▶ **BRIEF**
Reproduce the following entries line for line, without changing anything.

(Data records)
((

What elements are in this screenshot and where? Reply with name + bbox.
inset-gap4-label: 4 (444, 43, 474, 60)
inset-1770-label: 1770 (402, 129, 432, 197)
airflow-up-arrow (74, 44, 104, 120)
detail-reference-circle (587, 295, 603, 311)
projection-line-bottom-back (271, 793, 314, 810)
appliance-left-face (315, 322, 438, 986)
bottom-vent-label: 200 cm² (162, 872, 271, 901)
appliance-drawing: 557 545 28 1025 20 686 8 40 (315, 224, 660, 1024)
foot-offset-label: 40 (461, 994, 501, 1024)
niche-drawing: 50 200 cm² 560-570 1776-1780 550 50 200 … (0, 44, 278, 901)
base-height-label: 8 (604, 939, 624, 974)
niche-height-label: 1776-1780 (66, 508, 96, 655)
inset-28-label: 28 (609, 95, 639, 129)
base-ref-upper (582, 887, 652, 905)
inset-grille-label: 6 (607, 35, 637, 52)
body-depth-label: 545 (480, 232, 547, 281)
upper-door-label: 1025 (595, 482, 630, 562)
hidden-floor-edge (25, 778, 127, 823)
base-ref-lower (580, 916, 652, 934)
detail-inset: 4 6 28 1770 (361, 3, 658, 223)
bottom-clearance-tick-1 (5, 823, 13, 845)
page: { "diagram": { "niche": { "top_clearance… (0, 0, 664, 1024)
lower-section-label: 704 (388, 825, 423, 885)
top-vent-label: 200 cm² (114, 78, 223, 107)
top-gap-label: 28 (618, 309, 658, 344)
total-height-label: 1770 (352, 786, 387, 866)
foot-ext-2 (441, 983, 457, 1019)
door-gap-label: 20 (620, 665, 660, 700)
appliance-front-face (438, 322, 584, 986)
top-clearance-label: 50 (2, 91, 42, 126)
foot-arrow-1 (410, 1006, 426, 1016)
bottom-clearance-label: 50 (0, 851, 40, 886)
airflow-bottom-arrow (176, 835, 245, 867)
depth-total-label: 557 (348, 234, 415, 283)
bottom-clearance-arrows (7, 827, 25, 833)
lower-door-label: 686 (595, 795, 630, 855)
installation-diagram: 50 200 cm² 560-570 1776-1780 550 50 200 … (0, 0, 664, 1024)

))

▶ **ANSWER TO THIS PROBLEM**
What elements are in this screenshot and where? Reply with name + bbox.
inset-gap4-label: 4 (444, 43, 474, 60)
inset-1770-label: 1770 (402, 129, 432, 197)
airflow-up-arrow (74, 44, 104, 120)
detail-reference-circle (587, 295, 603, 311)
projection-line-bottom-back (271, 793, 314, 810)
appliance-left-face (315, 322, 438, 986)
bottom-vent-label: 200 cm² (162, 872, 271, 901)
appliance-drawing: 557 545 28 1025 20 686 8 40 (315, 224, 660, 1024)
foot-offset-label: 40 (461, 994, 501, 1024)
niche-drawing: 50 200 cm² 560-570 1776-1780 550 50 200 … (0, 44, 278, 901)
base-height-label: 8 (604, 939, 624, 974)
niche-height-label: 1776-1780 (66, 508, 96, 655)
inset-28-label: 28 (609, 95, 639, 129)
base-ref-upper (582, 887, 652, 905)
inset-grille-label: 6 (607, 35, 637, 52)
body-depth-label: 545 (480, 232, 547, 281)
upper-door-label: 1025 (595, 482, 630, 562)
hidden-floor-edge (25, 778, 127, 823)
base-ref-lower (580, 916, 652, 934)
detail-inset: 4 6 28 1770 (361, 3, 658, 223)
bottom-clearance-tick-1 (5, 823, 13, 845)
page: { "diagram": { "niche": { "top_clearance… (0, 0, 664, 1024)
lower-section-label: 704 (388, 825, 423, 885)
top-vent-label: 200 cm² (114, 78, 223, 107)
top-gap-label: 28 (618, 309, 658, 344)
total-height-label: 1770 (352, 786, 387, 866)
foot-ext-2 (441, 983, 457, 1019)
door-gap-label: 20 (620, 665, 660, 700)
appliance-front-face (438, 322, 584, 986)
top-clearance-label: 50 (2, 91, 42, 126)
foot-arrow-1 (410, 1006, 426, 1016)
bottom-clearance-label: 50 (0, 851, 40, 886)
airflow-bottom-arrow (176, 835, 245, 867)
depth-total-label: 557 (348, 234, 415, 283)
bottom-clearance-arrows (7, 827, 25, 833)
lower-door-label: 686 (595, 795, 630, 855)
installation-diagram: 50 200 cm² 560-570 1776-1780 550 50 200 … (0, 0, 664, 1024)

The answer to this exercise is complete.